■ Aim of the exercise
Copy the records below exactly as they are written.

■ Input rows
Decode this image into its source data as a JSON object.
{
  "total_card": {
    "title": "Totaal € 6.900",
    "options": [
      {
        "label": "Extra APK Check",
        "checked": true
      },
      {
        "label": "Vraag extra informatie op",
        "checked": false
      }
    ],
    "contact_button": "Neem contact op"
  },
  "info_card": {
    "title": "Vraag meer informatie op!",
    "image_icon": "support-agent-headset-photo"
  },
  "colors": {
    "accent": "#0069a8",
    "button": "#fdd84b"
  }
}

■ Result of the task
Decode this image into its source data as a JSON object.
{
  "total_card": {
    "title": "Totaal € 6.900",
    "options": [
      {
        "label": "Extra APK Check",
        "checked": true
      },
      {
        "label": "Vraag extra informatie op",
        "checked": false
      }
    ],
    "contact_button": "Neem contact op"
  },
  "info_card": {
    "title": "Vraag meer informatie op!",
    "image_icon": "support-agent-headset-photo"
  },
  "colors": {
    "accent": "#0069a8",
    "button": "#fdd84b"
  }
}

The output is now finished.